Copy the lines word for word, from the first line of the records through the line that contains "messages-count: 1 — [868, 33, 874, 43]".
═══ Listed records ═══
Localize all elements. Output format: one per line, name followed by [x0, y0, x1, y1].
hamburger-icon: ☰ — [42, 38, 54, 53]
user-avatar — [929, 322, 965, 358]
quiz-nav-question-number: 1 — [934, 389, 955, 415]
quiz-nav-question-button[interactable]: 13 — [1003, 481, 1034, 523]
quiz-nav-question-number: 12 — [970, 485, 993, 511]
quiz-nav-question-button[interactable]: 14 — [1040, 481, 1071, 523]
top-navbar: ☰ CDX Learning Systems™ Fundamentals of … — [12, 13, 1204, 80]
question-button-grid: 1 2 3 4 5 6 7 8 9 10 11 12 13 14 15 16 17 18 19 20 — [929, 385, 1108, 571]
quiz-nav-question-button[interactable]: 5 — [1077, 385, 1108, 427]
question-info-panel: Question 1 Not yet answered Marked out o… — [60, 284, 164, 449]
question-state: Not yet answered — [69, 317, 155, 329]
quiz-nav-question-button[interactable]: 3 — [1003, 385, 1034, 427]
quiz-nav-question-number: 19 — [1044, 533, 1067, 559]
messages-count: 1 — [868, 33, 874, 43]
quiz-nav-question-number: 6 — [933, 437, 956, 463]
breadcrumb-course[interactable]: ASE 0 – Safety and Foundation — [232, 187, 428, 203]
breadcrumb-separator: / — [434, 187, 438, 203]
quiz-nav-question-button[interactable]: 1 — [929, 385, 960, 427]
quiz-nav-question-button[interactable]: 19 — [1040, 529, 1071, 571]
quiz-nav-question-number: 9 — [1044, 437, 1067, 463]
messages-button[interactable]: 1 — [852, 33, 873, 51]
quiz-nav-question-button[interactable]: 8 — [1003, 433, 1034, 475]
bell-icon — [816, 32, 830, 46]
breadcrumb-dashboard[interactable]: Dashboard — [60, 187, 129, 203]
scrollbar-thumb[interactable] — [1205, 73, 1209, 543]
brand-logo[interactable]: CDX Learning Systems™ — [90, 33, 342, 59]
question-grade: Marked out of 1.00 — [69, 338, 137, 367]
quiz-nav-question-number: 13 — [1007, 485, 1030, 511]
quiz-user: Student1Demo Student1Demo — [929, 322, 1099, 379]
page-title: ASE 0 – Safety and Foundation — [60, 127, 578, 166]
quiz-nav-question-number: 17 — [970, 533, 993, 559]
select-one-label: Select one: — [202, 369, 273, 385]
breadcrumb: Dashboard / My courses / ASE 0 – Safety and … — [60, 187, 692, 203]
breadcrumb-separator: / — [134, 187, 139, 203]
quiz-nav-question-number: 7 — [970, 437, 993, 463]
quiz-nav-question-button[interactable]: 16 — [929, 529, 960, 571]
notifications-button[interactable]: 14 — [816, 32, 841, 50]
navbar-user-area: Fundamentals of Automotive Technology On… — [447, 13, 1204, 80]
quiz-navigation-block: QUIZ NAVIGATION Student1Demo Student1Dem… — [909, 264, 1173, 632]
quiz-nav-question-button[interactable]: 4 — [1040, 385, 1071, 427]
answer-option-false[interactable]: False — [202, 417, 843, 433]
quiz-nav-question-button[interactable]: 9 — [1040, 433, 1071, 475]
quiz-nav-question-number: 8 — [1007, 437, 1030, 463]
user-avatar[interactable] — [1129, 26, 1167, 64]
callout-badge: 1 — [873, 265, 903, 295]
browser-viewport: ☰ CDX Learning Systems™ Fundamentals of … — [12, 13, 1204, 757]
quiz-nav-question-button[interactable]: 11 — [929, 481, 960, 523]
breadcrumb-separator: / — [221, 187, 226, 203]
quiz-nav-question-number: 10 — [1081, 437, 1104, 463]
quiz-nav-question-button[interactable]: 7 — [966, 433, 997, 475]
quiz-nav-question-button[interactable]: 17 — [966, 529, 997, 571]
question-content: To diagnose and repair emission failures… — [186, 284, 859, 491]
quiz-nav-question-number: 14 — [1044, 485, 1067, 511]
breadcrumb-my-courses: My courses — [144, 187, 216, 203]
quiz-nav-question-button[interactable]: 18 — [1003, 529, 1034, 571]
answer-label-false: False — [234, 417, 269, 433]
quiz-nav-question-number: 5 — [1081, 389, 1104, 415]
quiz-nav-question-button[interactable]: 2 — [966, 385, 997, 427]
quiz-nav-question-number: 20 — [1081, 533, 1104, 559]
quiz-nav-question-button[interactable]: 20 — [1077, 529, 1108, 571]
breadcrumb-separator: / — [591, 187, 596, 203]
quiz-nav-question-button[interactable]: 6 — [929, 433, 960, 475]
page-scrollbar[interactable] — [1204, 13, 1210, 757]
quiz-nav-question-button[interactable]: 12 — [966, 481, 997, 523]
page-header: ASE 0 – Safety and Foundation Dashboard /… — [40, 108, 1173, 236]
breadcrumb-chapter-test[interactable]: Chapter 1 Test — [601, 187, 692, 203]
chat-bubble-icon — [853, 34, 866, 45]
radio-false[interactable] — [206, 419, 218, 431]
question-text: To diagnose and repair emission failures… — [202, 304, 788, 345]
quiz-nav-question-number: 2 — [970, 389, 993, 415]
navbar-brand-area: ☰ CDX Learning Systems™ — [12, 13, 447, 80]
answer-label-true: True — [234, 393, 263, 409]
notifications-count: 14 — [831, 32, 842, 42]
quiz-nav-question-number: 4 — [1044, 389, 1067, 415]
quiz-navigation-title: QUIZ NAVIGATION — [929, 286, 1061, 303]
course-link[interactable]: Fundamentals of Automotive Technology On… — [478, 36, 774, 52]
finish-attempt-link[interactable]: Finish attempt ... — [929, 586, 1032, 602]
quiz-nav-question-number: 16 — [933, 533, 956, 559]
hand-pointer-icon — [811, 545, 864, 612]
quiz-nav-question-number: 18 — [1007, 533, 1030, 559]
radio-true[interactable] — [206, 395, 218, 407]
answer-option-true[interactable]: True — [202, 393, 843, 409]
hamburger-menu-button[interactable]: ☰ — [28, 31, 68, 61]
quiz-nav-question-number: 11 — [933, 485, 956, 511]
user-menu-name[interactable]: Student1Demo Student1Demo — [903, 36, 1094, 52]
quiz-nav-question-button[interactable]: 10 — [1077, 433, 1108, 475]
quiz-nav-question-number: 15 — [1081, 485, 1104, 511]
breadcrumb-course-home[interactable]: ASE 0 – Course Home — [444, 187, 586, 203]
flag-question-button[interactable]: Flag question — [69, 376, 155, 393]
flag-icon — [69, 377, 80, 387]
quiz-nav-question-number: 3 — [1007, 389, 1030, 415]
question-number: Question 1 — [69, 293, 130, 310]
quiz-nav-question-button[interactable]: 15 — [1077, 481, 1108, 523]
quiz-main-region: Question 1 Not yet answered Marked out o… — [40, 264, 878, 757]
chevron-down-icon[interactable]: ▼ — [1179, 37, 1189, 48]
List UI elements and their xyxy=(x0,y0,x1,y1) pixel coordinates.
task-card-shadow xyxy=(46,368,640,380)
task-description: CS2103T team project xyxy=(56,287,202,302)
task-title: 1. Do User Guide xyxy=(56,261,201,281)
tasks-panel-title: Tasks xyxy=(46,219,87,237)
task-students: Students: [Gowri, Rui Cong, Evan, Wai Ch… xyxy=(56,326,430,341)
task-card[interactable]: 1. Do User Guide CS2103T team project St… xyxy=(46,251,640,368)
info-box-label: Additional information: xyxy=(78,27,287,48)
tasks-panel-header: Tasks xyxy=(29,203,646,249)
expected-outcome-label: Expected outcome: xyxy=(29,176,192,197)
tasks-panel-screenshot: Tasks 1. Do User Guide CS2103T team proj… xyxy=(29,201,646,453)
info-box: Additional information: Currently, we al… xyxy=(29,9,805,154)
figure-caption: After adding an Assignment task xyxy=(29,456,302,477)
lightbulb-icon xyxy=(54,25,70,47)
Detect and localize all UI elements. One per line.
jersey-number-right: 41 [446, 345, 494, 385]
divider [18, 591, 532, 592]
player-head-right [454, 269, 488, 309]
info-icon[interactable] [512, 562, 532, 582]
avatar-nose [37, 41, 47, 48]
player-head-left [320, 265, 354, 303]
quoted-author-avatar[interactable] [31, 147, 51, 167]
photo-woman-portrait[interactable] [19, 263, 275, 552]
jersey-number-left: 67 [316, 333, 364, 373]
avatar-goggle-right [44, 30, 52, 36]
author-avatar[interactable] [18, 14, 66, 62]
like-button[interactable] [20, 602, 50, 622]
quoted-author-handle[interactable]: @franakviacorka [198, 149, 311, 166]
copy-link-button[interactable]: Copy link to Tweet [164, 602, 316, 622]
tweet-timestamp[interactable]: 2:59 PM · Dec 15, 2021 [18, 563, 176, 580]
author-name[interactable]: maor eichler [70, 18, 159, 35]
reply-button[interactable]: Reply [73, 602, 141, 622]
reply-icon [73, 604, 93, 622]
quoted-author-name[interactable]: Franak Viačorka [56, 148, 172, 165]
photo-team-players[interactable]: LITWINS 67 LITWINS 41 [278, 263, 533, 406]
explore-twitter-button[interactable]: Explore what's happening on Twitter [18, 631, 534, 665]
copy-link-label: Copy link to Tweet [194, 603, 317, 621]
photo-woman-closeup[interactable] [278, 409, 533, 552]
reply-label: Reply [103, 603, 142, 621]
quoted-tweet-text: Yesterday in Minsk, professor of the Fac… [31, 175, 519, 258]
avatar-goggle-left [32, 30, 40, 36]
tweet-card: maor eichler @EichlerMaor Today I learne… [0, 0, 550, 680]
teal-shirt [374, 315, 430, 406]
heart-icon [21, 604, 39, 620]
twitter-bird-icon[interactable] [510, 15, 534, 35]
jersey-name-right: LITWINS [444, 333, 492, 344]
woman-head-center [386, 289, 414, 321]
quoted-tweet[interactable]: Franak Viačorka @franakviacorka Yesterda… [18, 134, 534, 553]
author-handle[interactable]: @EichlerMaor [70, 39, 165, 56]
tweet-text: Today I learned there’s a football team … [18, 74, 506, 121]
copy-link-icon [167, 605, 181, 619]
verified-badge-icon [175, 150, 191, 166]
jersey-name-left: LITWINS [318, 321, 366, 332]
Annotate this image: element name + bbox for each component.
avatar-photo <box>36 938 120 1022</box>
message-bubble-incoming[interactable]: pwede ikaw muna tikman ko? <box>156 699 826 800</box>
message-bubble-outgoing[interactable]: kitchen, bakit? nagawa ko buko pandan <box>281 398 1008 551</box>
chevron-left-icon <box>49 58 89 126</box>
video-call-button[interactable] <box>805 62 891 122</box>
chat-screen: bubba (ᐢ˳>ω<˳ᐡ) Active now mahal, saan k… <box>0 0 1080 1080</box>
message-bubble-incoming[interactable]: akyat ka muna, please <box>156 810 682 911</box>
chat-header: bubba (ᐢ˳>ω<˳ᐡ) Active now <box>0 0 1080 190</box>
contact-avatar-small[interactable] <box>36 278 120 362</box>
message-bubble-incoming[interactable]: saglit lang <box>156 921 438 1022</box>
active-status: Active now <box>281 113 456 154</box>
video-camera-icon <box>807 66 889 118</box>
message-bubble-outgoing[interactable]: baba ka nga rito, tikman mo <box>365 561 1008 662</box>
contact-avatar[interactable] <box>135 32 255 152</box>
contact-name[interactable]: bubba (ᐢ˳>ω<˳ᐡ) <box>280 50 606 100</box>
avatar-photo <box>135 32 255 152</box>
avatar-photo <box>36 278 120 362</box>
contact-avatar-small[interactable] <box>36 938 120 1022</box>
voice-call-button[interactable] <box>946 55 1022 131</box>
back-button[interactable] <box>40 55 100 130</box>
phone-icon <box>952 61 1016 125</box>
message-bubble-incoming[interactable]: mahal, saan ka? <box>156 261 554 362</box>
═══
# Expected answer
Localize all elements. Output format: one per line, name followed by [x0, y0, x1, y1].
hamburger-icon: ☰ — [42, 38, 54, 53]
user-avatar — [929, 322, 965, 358]
quiz-nav-question-number: 1 — [934, 389, 955, 415]
quiz-nav-question-button[interactable]: 13 — [1003, 481, 1034, 523]
quiz-nav-question-number: 12 — [970, 485, 993, 511]
quiz-nav-question-button[interactable]: 14 — [1040, 481, 1071, 523]
top-navbar: ☰ CDX Learning Systems™ Fundamentals of … — [12, 13, 1204, 80]
question-button-grid: 1 2 3 4 5 6 7 8 9 10 11 12 13 14 15 16 17 18 19 20 — [929, 385, 1108, 571]
quiz-nav-question-button[interactable]: 5 — [1077, 385, 1108, 427]
question-info-panel: Question 1 Not yet answered Marked out o… — [60, 284, 164, 449]
question-state: Not yet answered — [69, 317, 155, 329]
quiz-nav-question-button[interactable]: 3 — [1003, 385, 1034, 427]
quiz-nav-question-number: 19 — [1044, 533, 1067, 559]
messages-count: 1 — [868, 33, 874, 43]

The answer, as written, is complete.